§ DATA LISTING:
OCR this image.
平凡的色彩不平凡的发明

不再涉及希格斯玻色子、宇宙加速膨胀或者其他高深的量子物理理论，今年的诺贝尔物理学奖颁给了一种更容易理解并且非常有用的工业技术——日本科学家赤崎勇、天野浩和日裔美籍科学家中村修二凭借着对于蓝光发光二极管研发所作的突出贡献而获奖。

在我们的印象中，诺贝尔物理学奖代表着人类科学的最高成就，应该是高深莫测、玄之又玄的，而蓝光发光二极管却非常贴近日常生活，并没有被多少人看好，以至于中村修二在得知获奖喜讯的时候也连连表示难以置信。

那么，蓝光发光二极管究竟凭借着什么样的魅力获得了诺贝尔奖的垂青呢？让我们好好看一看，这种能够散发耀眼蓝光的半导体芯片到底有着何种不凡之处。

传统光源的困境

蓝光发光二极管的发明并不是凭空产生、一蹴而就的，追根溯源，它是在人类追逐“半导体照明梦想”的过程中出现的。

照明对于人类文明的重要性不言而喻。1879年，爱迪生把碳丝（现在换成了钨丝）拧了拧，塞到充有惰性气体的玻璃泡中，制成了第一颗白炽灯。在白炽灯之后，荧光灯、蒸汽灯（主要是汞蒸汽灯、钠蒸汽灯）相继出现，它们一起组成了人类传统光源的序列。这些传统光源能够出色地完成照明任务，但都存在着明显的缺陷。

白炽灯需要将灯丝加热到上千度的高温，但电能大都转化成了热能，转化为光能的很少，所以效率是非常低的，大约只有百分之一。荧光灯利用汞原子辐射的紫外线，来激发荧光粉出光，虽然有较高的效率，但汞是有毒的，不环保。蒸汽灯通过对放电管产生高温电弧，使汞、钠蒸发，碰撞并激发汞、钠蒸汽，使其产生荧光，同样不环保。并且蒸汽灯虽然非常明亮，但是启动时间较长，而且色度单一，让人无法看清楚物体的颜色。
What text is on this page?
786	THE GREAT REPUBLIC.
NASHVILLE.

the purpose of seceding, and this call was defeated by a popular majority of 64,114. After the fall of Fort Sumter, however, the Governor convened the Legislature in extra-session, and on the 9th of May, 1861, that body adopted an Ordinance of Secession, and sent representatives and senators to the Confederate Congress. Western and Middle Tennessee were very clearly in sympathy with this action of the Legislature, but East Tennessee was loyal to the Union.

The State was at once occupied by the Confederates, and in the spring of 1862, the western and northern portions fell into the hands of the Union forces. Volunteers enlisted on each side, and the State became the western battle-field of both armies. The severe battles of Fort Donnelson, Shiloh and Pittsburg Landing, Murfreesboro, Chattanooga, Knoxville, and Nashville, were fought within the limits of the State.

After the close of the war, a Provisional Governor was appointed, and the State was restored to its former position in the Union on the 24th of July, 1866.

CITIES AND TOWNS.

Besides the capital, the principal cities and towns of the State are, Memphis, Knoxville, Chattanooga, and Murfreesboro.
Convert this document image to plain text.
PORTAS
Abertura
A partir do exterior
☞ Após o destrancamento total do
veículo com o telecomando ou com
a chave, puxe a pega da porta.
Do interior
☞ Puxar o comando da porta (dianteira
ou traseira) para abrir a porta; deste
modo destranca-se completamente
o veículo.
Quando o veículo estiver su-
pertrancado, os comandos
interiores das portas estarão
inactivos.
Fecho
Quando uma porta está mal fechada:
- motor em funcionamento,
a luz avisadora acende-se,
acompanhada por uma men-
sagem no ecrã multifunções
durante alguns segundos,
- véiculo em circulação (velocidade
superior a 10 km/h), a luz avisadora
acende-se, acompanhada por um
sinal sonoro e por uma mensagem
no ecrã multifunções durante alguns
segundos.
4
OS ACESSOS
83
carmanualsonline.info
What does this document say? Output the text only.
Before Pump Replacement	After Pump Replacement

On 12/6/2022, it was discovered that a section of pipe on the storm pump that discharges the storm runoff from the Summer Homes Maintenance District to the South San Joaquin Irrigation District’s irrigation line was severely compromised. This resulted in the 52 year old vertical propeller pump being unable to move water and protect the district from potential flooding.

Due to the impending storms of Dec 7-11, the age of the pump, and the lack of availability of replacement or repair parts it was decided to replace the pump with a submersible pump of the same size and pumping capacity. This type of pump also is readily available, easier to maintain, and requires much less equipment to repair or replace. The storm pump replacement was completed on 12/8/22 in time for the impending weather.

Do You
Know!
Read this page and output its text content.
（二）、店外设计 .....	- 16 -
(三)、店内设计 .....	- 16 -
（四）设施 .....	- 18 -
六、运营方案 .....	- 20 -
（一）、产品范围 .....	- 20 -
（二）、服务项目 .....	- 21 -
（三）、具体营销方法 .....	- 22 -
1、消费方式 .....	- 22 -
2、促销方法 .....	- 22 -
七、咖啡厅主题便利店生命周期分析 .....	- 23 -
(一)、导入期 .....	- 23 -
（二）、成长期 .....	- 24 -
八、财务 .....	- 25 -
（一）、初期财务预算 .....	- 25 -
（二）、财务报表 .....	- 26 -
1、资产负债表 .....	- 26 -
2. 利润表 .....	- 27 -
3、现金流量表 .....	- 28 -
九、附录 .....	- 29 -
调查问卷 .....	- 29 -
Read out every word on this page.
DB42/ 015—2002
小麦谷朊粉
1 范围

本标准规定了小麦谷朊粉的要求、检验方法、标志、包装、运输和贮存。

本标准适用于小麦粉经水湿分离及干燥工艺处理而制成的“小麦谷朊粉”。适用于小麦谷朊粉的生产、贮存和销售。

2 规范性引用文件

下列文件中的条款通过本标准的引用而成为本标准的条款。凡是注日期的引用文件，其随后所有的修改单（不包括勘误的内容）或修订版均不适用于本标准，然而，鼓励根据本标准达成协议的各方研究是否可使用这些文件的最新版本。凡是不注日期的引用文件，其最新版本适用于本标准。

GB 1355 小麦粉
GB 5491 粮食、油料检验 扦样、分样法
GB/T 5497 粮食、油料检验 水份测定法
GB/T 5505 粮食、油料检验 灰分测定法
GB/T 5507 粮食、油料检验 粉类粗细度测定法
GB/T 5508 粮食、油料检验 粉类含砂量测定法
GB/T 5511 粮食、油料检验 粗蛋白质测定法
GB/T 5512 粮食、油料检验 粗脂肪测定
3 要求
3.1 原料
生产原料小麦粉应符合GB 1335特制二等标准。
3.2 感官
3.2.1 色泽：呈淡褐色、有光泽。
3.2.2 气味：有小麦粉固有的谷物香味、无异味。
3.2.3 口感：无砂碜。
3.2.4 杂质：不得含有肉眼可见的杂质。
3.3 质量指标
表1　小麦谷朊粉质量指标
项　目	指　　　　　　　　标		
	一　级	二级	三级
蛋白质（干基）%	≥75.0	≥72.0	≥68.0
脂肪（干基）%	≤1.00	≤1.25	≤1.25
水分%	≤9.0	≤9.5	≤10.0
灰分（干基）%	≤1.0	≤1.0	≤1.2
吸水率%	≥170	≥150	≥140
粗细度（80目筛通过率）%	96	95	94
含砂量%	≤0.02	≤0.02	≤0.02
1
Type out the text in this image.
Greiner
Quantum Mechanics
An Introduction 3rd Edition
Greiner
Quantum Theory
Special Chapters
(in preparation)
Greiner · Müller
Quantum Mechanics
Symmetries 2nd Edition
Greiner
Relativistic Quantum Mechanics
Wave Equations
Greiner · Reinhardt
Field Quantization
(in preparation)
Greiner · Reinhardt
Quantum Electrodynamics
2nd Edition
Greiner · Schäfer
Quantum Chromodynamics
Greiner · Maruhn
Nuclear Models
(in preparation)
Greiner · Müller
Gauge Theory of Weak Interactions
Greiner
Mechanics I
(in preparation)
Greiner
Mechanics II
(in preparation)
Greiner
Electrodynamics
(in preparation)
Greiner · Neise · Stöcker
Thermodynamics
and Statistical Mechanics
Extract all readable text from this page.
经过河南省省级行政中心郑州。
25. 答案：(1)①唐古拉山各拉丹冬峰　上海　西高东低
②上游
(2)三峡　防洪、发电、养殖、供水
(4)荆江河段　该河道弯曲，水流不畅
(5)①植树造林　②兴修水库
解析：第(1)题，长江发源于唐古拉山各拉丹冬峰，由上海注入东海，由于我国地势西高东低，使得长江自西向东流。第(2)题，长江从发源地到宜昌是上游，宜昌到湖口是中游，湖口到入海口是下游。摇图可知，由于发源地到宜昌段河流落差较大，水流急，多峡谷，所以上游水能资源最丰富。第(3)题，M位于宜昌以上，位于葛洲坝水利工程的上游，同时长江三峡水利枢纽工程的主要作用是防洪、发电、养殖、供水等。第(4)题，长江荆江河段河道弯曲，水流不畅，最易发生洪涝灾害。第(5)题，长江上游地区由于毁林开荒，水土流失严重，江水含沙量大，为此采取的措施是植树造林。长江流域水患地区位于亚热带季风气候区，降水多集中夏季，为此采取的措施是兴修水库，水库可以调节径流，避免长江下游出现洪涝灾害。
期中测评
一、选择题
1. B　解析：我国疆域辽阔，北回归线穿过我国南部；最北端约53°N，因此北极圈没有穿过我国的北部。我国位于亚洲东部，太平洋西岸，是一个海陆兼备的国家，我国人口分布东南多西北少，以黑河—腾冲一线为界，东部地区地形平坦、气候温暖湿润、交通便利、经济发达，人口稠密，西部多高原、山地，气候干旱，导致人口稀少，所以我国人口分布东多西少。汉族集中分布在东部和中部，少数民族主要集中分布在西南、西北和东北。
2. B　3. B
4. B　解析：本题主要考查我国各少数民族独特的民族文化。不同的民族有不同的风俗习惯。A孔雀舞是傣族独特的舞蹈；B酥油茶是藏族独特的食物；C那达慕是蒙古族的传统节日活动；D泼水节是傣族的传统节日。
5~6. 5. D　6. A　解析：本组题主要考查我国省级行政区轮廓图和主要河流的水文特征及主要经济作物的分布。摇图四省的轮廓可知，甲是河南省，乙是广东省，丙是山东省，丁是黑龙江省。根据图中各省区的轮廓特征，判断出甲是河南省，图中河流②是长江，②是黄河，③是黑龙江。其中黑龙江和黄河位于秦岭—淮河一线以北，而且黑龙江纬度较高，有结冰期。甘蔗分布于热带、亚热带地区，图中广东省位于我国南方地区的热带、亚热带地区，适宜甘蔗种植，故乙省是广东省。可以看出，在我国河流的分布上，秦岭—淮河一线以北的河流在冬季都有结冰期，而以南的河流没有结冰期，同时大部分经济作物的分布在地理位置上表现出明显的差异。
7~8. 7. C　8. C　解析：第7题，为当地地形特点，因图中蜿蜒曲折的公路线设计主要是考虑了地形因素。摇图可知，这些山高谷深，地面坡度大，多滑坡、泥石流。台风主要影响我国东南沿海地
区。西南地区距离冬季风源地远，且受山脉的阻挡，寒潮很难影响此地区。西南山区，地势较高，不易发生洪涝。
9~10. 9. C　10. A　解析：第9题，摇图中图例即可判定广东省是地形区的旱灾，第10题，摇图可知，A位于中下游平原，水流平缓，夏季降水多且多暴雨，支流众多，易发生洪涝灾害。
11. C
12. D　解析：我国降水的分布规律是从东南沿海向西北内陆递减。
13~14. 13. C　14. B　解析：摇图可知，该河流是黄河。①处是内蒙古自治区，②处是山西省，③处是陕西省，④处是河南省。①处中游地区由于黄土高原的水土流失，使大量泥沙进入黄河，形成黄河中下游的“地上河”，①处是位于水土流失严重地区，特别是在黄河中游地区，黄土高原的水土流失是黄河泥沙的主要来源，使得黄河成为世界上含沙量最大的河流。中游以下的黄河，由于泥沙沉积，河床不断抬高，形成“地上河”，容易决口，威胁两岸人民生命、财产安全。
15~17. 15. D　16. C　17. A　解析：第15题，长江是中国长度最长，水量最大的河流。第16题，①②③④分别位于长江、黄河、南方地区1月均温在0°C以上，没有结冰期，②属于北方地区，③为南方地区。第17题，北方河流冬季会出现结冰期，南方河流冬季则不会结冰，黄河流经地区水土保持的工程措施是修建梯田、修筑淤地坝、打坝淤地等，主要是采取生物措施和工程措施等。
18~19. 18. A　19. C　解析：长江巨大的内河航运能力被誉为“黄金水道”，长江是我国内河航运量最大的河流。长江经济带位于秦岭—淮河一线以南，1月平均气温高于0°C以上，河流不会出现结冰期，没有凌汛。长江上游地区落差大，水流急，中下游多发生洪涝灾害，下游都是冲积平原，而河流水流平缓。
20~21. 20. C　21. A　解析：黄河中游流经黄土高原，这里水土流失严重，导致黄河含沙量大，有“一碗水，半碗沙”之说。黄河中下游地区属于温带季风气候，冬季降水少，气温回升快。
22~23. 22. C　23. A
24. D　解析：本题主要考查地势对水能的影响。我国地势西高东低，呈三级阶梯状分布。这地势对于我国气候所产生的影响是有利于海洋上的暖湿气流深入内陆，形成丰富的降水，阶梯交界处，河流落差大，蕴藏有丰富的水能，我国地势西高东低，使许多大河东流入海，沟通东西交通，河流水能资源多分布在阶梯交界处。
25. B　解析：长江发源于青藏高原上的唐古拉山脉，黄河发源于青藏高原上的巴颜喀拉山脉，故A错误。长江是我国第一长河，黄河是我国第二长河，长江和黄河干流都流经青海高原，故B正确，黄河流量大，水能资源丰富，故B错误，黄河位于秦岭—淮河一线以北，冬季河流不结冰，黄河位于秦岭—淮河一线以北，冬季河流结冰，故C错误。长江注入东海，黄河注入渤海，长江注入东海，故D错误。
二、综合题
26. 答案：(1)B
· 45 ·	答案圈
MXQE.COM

§ WORK TO DO:
Report how many lines contain "Quantum". Give nothing but the number.

§ RESPONSE:
6